[[ INFORMATION SUPPLIED open ]]

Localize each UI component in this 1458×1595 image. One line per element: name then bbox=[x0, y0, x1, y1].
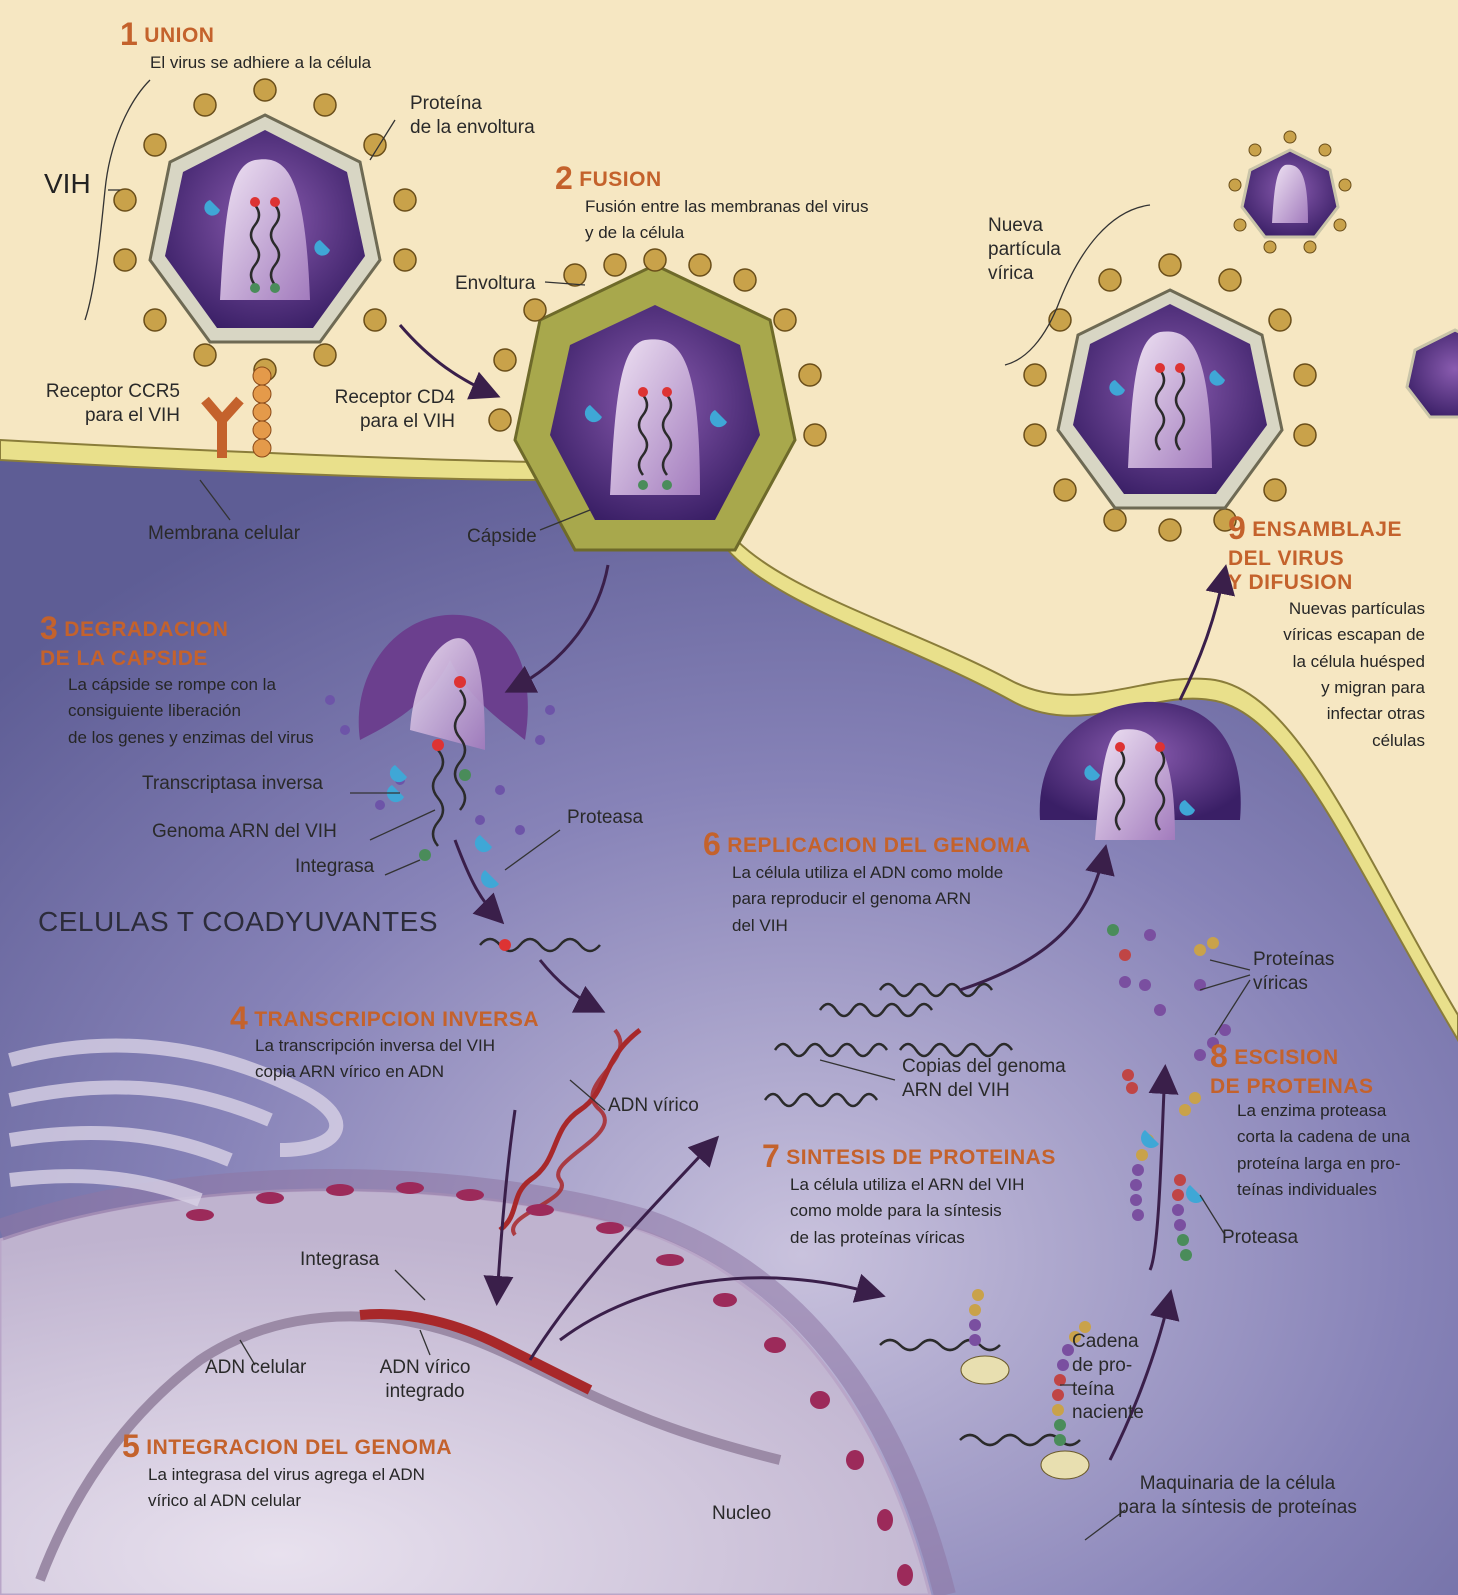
step-8-description: La enzima proteasa corta la cadena de un… bbox=[1237, 1098, 1410, 1203]
step-7-title-text: SINTESIS DE PROTEINAS bbox=[786, 1146, 1056, 1169]
step-2-title-text: FUSION bbox=[579, 168, 661, 191]
step-5-title: 5 INTEGRACION DEL GENOMA bbox=[122, 1428, 452, 1465]
step-1-number: 1 bbox=[120, 16, 138, 52]
rna-genome-label: Genoma ARN del VIH bbox=[152, 820, 337, 844]
helper-t-cells-label: CELULAS T COADYUVANTES bbox=[38, 906, 438, 938]
step-1-title: 1 UNION bbox=[120, 16, 214, 53]
step-3-description: La cápside se rompe con la consiguiente … bbox=[68, 672, 314, 751]
step-3-number: 3 bbox=[40, 610, 58, 646]
step-6-description: La célula utiliza el ADN como molde para… bbox=[732, 860, 1003, 939]
step-6-title-text: REPLICACION DEL GENOMA bbox=[727, 834, 1030, 857]
step-5-title-text: INTEGRACION DEL GENOMA bbox=[146, 1436, 452, 1459]
protease-label-1: Proteasa bbox=[567, 806, 643, 830]
step-4-number: 4 bbox=[230, 1000, 248, 1036]
step-9-number: 9 bbox=[1228, 510, 1246, 546]
step-4-title-text: TRANSCRIPCION INVERSA bbox=[254, 1008, 539, 1031]
nucleus-label: Nucleo bbox=[712, 1502, 771, 1526]
step-6-number: 6 bbox=[703, 826, 721, 862]
reverse-transcriptase-label: Transcriptasa inversa bbox=[142, 772, 323, 796]
cellular-dna-label: ADN celular bbox=[205, 1356, 306, 1380]
ccr5-receptor-label: Receptor CCR5 para el VIH bbox=[25, 380, 180, 428]
step-7-title: 7 SINTESIS DE PROTEINAS bbox=[762, 1138, 1056, 1175]
integrated-dna-label: ADN vírico integrado bbox=[370, 1356, 480, 1404]
nascent-chain-label: Cadena de pro- teína naciente bbox=[1072, 1330, 1144, 1425]
viral-proteins-label: Proteínas víricas bbox=[1253, 948, 1334, 996]
protein-machinery-label: Maquinaria de la célula para la síntesis… bbox=[1100, 1472, 1375, 1520]
envelope-label: Envoltura bbox=[455, 272, 535, 296]
envelope-protein-label: Proteína de la envoltura bbox=[410, 92, 535, 140]
cd4-receptor-label: Receptor CD4 para el VIH bbox=[320, 386, 455, 434]
protease-label-2: Proteasa bbox=[1222, 1226, 1298, 1250]
step-1-title-text: UNION bbox=[144, 24, 214, 47]
integrase-label-2: Integrasa bbox=[300, 1248, 379, 1272]
step-1-description: El virus se adhiere a la célula bbox=[150, 50, 371, 76]
step-8-number: 8 bbox=[1210, 1038, 1228, 1074]
step-4-description: La transcripción inversa del VIH copia A… bbox=[255, 1033, 495, 1086]
step-4-title: 4 TRANSCRIPCION INVERSA bbox=[230, 1000, 539, 1037]
rna-copies-label: Copias del genoma ARN del VIH bbox=[902, 1055, 1066, 1103]
vih-label: VIH bbox=[44, 168, 91, 200]
step-2-title: 2 FUSION bbox=[555, 160, 662, 197]
step-5-description: La integrasa del virus agrega el ADN vír… bbox=[148, 1462, 425, 1515]
step-9-description: Nuevas partículas víricas escapan de la … bbox=[1255, 596, 1425, 754]
step-7-number: 7 bbox=[762, 1138, 780, 1174]
step-2-number: 2 bbox=[555, 160, 573, 196]
step-8-title-text: ESCISION DE PROTEINAS bbox=[1210, 1046, 1374, 1098]
capsid-label: Cápside bbox=[467, 525, 537, 549]
viral-dna-label: ADN vírico bbox=[608, 1094, 699, 1118]
step-3-title-text: DEGRADACION DE LA CAPSIDE bbox=[40, 618, 228, 670]
step-7-description: La célula utiliza el ARN del VIH como mo… bbox=[790, 1172, 1024, 1251]
step-2-description: Fusión entre las membranas del virus y d… bbox=[585, 194, 868, 247]
step-9-title-text: ENSAMBLAJE DEL VIRUS Y DIFUSION bbox=[1228, 518, 1402, 594]
step-5-number: 5 bbox=[122, 1428, 140, 1464]
rna-end-marker bbox=[499, 939, 511, 951]
step-6-title: 6 REPLICACION DEL GENOMA bbox=[703, 826, 1031, 863]
cd4-receptor bbox=[253, 367, 271, 457]
new-particle-label: Nueva partícula vírica bbox=[988, 214, 1061, 285]
cell-membrane-label: Membrana celular bbox=[148, 522, 300, 546]
integrase-label-1: Integrasa bbox=[295, 855, 374, 879]
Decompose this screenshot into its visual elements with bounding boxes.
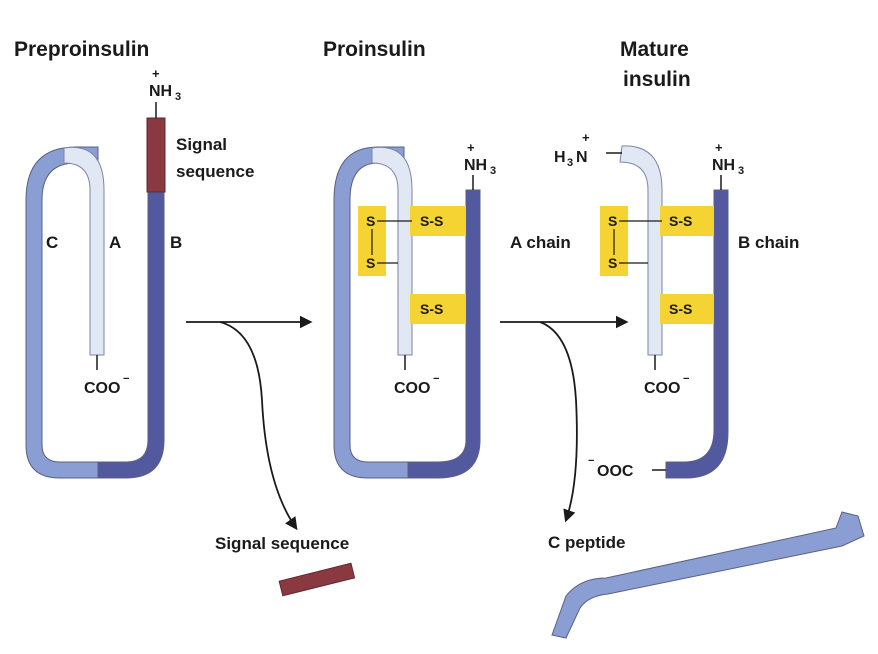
- preproinsulin-nh-charge: +: [152, 66, 160, 81]
- preproinsulin-molecule: [25, 102, 166, 479]
- mature-coo-label: COO: [644, 380, 680, 397]
- label-c: C: [46, 233, 58, 252]
- proinsulin-ss-bottom-label: S-S: [420, 301, 443, 317]
- mature-h-label: H: [554, 149, 566, 166]
- proinsulin-s-top: S: [366, 213, 375, 229]
- preproinsulin-nh-sub: 3: [175, 91, 181, 103]
- mature-nh-label: NH: [712, 157, 735, 174]
- preproinsulin-signal-segment: [146, 117, 166, 193]
- proinsulin-b-chain: [407, 189, 481, 479]
- product-c-peptide-label: C peptide: [548, 533, 625, 552]
- released-signal-peptide: [278, 562, 356, 597]
- signal-label-line1: Signal: [176, 135, 227, 154]
- mature-s-bottom: S: [608, 255, 617, 271]
- mature-h-sub: 3: [567, 157, 573, 169]
- proinsulin-nh-charge: +: [467, 140, 475, 155]
- label-a: A: [109, 233, 121, 252]
- title-preproinsulin: Preproinsulin: [14, 38, 149, 61]
- proinsulin-coo-label: COO: [394, 380, 430, 397]
- product-signal-sequence-label: Signal sequence: [215, 534, 349, 553]
- preproinsulin-nh-label: NH: [149, 83, 172, 100]
- mature-nh-charge: +: [715, 140, 723, 155]
- mature-coo-charge: −: [683, 373, 689, 385]
- mature-ss-bottom-label: S-S: [669, 301, 692, 317]
- proinsulin-s-bottom: S: [366, 255, 375, 271]
- preproinsulin-coo-label: COO: [84, 380, 120, 397]
- preproinsulin-a-chain: [63, 146, 105, 356]
- proinsulin-c-loop: [333, 146, 409, 479]
- proinsulin-ss-box-top: [410, 206, 466, 236]
- label-a-chain: A chain: [510, 233, 571, 252]
- mature-b-chain: [665, 189, 729, 479]
- title-mature-line1: Mature: [620, 38, 689, 61]
- label-b-chain: B chain: [738, 233, 799, 252]
- mature-ooc-charge: −: [588, 455, 594, 467]
- released-c-peptide: [551, 511, 865, 639]
- mature-ss-box-top: [660, 206, 714, 236]
- title-proinsulin: Proinsulin: [323, 38, 426, 61]
- mature-s-top: S: [608, 213, 617, 229]
- mature-ooc-label: OOC: [597, 463, 634, 480]
- preproinsulin-coo-charge: −: [123, 373, 129, 385]
- preproinsulin-c-loop: [25, 146, 99, 479]
- title-mature-line2: insulin: [623, 68, 691, 91]
- arrow-signal-release: [219, 321, 298, 531]
- mature-ss-box-bottom: [660, 294, 714, 324]
- label-b: B: [170, 233, 182, 252]
- mature-nh-sub: 3: [738, 165, 744, 177]
- proinsulin-nh-sub: 3: [490, 165, 496, 177]
- signal-label-line2: sequence: [176, 162, 254, 181]
- proinsulin-coo-charge: −: [433, 373, 439, 385]
- proinsulin-ss-top-label: S-S: [420, 213, 443, 229]
- proinsulin-ss-box-bottom: [410, 294, 466, 324]
- proinsulin-molecule: [333, 146, 481, 479]
- arrow-c-peptide-release: [539, 321, 578, 523]
- mature-insulin-molecule: [600, 145, 729, 479]
- proinsulin-nh-label: NH: [464, 157, 487, 174]
- preproinsulin-b-segment: [97, 191, 165, 479]
- mature-n-charge: +: [582, 130, 590, 145]
- mature-ss-top-label: S-S: [669, 213, 692, 229]
- mature-n-label: N: [576, 149, 588, 166]
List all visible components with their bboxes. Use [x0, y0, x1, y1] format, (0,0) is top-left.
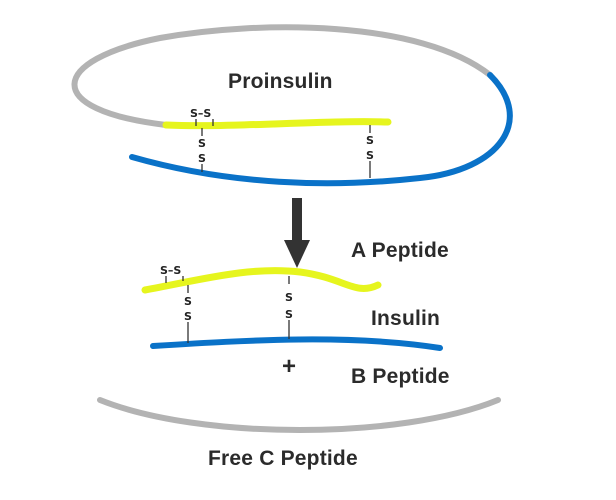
b-peptide-label: B Peptide — [351, 365, 450, 388]
s-atom: S — [285, 291, 293, 304]
a-peptide-label: A Peptide — [351, 239, 449, 262]
free-c-peptide-label: Free C Peptide — [208, 447, 358, 470]
ss-label: S–S — [190, 107, 211, 120]
proinsulin-label: Proinsulin — [228, 70, 333, 93]
s-atom: S — [285, 308, 293, 321]
s-atom: S — [198, 152, 206, 165]
proinsulin-a-chain — [162, 118, 392, 130]
insulin-intra-disulfide: S–S — [160, 264, 184, 283]
insulin-disulfide-right: S S — [285, 276, 293, 339]
s-atom: S — [198, 137, 206, 150]
insulin-b-chain — [150, 336, 443, 351]
s-atom: S — [366, 149, 374, 162]
proinsulin-disulfide-left: S S — [198, 128, 206, 172]
s-atom: S — [366, 134, 374, 147]
proinsulin-intra-disulfide: S–S — [190, 107, 214, 126]
proinsulin-b-chain — [129, 72, 513, 187]
free-c-peptide-chain — [97, 397, 501, 433]
insulin-disulfide-left: S S — [184, 285, 192, 343]
processing-arrow-icon — [284, 198, 310, 268]
plus-sign: + — [282, 353, 297, 380]
proinsulin-c-chain — [71, 24, 493, 128]
s-atom: S — [184, 295, 192, 308]
s-atom: S — [184, 310, 192, 323]
proinsulin-disulfide-right: S S — [366, 125, 374, 178]
insulin-a-chain — [141, 267, 382, 294]
ss-label: S–S — [160, 264, 181, 277]
insulin-label: Insulin — [371, 307, 441, 330]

[[ INFORMATION SUPPLIED closed ]]

WHAT IS BEING ASKED:
Each line in the data that holds the string "PROTEINAS" should be found and copied.

YOUR SOLUTION:
step-7-title-text: SINTESIS DE PROTEINAS bbox=[786, 1146, 1056, 1169]
step-7-title: 7 SINTESIS DE PROTEINAS bbox=[762, 1138, 1056, 1175]
step-8-title-text: ESCISION DE PROTEINAS bbox=[1210, 1046, 1374, 1098]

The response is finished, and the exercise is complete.